What needs to be done: Your task is to copy the material exactly.

Dataset entries:
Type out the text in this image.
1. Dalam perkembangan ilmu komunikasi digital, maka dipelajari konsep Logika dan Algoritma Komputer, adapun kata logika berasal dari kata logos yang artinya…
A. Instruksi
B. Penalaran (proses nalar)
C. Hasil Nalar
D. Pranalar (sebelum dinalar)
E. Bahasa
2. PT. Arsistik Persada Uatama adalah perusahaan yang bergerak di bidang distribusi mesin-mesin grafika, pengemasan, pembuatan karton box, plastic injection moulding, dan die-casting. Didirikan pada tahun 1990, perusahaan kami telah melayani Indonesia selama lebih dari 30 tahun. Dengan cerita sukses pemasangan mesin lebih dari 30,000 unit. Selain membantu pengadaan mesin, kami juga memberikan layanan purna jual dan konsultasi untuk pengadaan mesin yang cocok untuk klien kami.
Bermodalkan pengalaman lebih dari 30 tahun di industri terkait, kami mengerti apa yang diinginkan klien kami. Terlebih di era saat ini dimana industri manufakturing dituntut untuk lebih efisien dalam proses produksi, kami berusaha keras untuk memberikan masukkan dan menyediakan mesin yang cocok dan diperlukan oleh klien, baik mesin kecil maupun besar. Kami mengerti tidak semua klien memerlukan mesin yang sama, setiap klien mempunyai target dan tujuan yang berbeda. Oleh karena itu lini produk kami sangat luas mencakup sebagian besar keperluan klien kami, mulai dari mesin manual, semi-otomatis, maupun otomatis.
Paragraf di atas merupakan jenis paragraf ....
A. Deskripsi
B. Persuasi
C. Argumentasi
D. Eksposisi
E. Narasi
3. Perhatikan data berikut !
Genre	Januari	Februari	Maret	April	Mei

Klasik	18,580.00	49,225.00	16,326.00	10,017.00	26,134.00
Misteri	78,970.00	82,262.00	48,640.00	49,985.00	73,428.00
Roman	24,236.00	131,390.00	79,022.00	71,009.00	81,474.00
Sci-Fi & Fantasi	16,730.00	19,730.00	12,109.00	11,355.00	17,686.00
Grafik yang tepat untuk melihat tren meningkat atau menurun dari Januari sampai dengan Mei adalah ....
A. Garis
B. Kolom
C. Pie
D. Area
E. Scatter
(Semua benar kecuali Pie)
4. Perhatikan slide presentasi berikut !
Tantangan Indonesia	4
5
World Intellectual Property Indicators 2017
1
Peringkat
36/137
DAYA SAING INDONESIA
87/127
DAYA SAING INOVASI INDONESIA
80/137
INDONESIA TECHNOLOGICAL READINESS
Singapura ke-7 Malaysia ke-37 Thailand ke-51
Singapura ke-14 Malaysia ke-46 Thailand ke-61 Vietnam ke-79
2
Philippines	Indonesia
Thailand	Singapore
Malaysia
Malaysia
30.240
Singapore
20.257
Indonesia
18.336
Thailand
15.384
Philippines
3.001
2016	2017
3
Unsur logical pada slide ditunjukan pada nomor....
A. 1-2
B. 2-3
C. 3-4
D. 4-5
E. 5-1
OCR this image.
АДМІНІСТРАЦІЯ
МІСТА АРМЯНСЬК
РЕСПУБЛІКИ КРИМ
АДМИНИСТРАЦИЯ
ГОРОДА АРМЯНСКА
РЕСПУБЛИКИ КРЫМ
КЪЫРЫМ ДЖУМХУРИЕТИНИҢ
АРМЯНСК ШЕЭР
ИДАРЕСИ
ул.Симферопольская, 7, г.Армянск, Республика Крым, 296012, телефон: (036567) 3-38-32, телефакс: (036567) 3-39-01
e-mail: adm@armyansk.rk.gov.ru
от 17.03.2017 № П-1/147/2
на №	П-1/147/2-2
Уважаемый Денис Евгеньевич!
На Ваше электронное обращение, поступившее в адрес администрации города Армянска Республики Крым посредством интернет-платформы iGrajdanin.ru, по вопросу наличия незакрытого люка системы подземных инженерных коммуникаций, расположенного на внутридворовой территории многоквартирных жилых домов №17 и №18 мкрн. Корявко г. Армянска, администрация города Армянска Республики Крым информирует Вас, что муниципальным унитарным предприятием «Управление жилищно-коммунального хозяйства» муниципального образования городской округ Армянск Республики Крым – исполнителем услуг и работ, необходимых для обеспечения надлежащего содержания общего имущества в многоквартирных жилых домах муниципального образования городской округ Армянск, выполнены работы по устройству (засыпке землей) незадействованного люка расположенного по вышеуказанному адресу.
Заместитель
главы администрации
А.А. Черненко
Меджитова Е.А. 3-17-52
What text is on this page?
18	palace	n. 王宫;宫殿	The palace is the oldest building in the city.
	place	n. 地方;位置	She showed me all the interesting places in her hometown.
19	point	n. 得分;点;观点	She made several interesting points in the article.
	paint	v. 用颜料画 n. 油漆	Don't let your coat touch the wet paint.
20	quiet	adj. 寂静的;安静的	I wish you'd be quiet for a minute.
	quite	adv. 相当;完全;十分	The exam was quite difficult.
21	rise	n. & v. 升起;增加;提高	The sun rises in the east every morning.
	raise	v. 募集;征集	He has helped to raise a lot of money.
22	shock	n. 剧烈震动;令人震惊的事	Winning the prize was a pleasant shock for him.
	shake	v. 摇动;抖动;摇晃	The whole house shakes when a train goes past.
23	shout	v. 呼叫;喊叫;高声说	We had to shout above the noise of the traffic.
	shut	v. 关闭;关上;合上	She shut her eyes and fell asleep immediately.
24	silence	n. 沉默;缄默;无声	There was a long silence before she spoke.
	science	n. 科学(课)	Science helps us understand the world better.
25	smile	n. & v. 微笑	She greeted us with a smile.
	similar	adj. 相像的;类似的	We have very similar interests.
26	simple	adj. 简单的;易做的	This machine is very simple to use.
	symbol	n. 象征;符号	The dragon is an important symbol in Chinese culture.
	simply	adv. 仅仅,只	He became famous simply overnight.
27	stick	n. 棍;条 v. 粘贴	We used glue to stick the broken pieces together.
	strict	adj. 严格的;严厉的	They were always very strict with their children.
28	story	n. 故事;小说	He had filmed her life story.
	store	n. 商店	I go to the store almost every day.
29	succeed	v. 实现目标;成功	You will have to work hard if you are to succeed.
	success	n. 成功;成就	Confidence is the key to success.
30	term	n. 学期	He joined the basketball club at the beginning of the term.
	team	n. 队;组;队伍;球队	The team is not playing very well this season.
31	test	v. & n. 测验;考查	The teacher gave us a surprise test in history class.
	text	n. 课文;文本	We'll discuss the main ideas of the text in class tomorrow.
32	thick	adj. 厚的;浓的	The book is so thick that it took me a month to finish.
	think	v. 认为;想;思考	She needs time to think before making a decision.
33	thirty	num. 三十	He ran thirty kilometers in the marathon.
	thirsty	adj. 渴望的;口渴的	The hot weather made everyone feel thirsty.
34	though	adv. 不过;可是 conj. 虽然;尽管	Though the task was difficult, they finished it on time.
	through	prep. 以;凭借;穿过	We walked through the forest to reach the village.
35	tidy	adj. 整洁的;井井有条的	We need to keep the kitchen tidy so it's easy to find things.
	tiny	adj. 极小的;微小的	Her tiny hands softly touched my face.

Expected answer:
Type out the text in this image.
1. Dalam perkembangan ilmu komunikasi digital, maka dipelajari konsep Logika dan Algoritma Komputer, adapun kata logika berasal dari kata logos yang artinya…
A. Instruksi
B. Penalaran (proses nalar)
C. Hasil Nalar
D. Pranalar (sebelum dinalar)
E. Bahasa
2. PT. Arsistik Persada Uatama adalah perusahaan yang bergerak di bidang distribusi mesin-mesin grafika, pengemasan, pembuatan karton box, plastic injection moulding, dan die-casting. Didirikan pada tahun 1990, perusahaan kami telah melayani Indonesia selama lebih dari 30 tahun. Dengan cerita sukses pemasangan mesin lebih dari 30,000 unit. Selain membantu pengadaan mesin, kami juga memberikan layanan purna jual dan konsultasi untuk pengadaan mesin yang cocok untuk klien kami.
Bermodalkan pengalaman lebih dari 30 tahun di industri terkait, kami mengerti apa yang diinginkan klien kami. Terlebih di era saat ini dimana industri manufakturing dituntut untuk lebih efisien dalam proses produksi, kami berusaha keras untuk memberikan masukkan dan menyediakan mesin yang cocok dan diperlukan oleh klien, baik mesin kecil maupun besar. Kami mengerti tidak semua klien memerlukan mesin yang sama, setiap klien mempunyai target dan tujuan yang berbeda. Oleh karena itu lini produk kami sangat luas mencakup sebagian besar keperluan klien kami, mulai dari mesin manual, semi-otomatis, maupun otomatis.
Paragraf di atas merupakan jenis paragraf ....
A. Deskripsi
B. Persuasi
C. Argumentasi
D. Eksposisi
E. Narasi
3. Perhatikan data berikut !
Genre	Januari	Februari	Maret	April	Mei

Klasik	18,580.00	49,225.00	16,326.00	10,017.00	26,134.00
Misteri	78,970.00	82,262.00	48,640.00	49,985.00	73,428.00
Roman	24,236.00	131,390.00	79,022.00	71,009.00	81,474.00
Sci-Fi & Fantasi	16,730.00	19,730.00	12,109.00	11,355.00	17,686.00
Grafik yang tepat untuk melihat tren meningkat atau menurun dari Januari sampai dengan Mei adalah ....
A. Garis
B. Kolom
C. Pie
D. Area
E. Scatter
(Semua benar kecuali Pie)
4. Perhatikan slide presentasi berikut !
Tantangan Indonesia	4
5
World Intellectual Property Indicators 2017
1
Peringkat
36/137
DAYA SAING INDONESIA
87/127
DAYA SAING INOVASI INDONESIA
80/137
INDONESIA TECHNOLOGICAL READINESS
Singapura ke-7 Malaysia ke-37 Thailand ke-51
Singapura ke-14 Malaysia ke-46 Thailand ke-61 Vietnam ke-79
2
Philippines	Indonesia
Thailand	Singapore
Malaysia
Malaysia
30.240
Singapore
20.257
Indonesia
18.336
Thailand
15.384
Philippines
3.001
2016	2017
3
Unsur logical pada slide ditunjukan pada nomor....
A. 1-2
B. 2-3
C. 3-4
D. 4-5
E. 5-1
OCR this image.
АДМІНІСТРАЦІЯ
МІСТА АРМЯНСЬК
РЕСПУБЛІКИ КРИМ
АДМИНИСТРАЦИЯ
ГОРОДА АРМЯНСКА
РЕСПУБЛИКИ КРЫМ
КЪЫРЫМ ДЖУМХУРИЕТИНИҢ
АРМЯНСК ШЕЭР
ИДАРЕСИ
ул.Симферопольская, 7, г.Армянск, Республика Крым, 296012, телефон: (036567) 3-38-32, телефакс: (036567) 3-39-01
e-mail: adm@armyansk.rk.gov.ru
от 17.03.2017 № П-1/147/2
на №	П-1/147/2-2
Уважаемый Денис Евгеньевич!
На Ваше электронное обращение, поступившее в адрес администрации города Армянска Республики Крым посредством интернет-платформы iGrajdanin.ru, по вопросу наличия незакрытого люка системы подземных инженерных коммуникаций, расположенного на внутридворовой территории многоквартирных жилых домов №17 и №18 мкрн. Корявко г. Армянска, администрация города Армянска Республики Крым информирует Вас, что муниципальным унитарным предприятием «Управление жилищно-коммунального хозяйства» муниципального образования городской округ Армянск Республики Крым – исполнителем услуг и работ, необходимых для обеспечения надлежащего содержания общего имущества в многоквартирных жилых домах муниципального образования городской округ Армянск, выполнены работы по устройству (засыпке землей) незадействованного люка расположенного по вышеуказанному адресу.
Заместитель
главы администрации
А.А. Черненко
Меджитова Е.А. 3-17-52
What text is on this page?
18	palace	n. 王宫;宫殿	The palace is the oldest building in the city.
	place	n. 地方;位置	She showed me all the interesting places in her hometown.
19	point	n. 得分;点;观点	She made several interesting points in the article.
	paint	v. 用颜料画 n. 油漆	Don't let your coat touch the wet paint.
20	quiet	adj. 寂静的;安静的	I wish you'd be quiet for a minute.
	quite	adv. 相当;完全;十分	The exam was quite difficult.
21	rise	n. & v. 升起;增加;提高	The sun rises in the east every morning.
	raise	v. 募集;征集	He has helped to raise a lot of money.
22	shock	n. 剧烈震动;令人震惊的事	Winning the prize was a pleasant shock for him.
	shake	v. 摇动;抖动;摇晃	The whole house shakes when a train goes past.
23	shout	v. 呼叫;喊叫;高声说	We had to shout above the noise of the traffic.
	shut	v. 关闭;关上;合上	She shut her eyes and fell asleep immediately.
24	silence	n. 沉默;缄默;无声	There was a long silence before she spoke.
	science	n. 科学(课)	Science helps us understand the world better.
25	smile	n. & v. 微笑	She greeted us with a smile.
	similar	adj. 相像的;类似的	We have very similar interests.
26	simple	adj. 简单的;易做的	This machine is very simple to use.
	symbol	n. 象征;符号	The dragon is an important symbol in Chinese culture.
	simply	adv. 仅仅,只	He became famous simply overnight.
27	stick	n. 棍;条 v. 粘贴	We used glue to stick the broken pieces together.
	strict	adj. 严格的;严厉的	They were always very strict with their children.
28	story	n. 故事;小说	He had filmed her life story.
	store	n. 商店	I go to the store almost every day.
29	succeed	v. 实现目标;成功	You will have to work hard if you are to succeed.
	success	n. 成功;成就	Confidence is the key to success.
30	term	n. 学期	He joined the basketball club at the beginning of the term.
	team	n. 队;组;队伍;球队	The team is not playing very well this season.
31	test	v. & n. 测验;考查	The teacher gave us a surprise test in history class.
	text	n. 课文;文本	We'll discuss the main ideas of the text in class tomorrow.
32	thick	adj. 厚的;浓的	The book is so thick that it took me a month to finish.
	think	v. 认为;想;思考	She needs time to think before making a decision.
33	thirty	num. 三十	He ran thirty kilometers in the marathon.
	thirsty	adj. 渴望的;口渴的	The hot weather made everyone feel thirsty.
34	though	adv. 不过;可是 conj. 虽然;尽管	Though the task was difficult, they finished it on time.
	through	prep. 以;凭借;穿过	We walked through the forest to reach the village.
35	tidy	adj. 整洁的;井井有条的	We need to keep the kitchen tidy so it's easy to find things.
	tiny	adj. 极小的;微小的	Her tiny hands softly touched my face.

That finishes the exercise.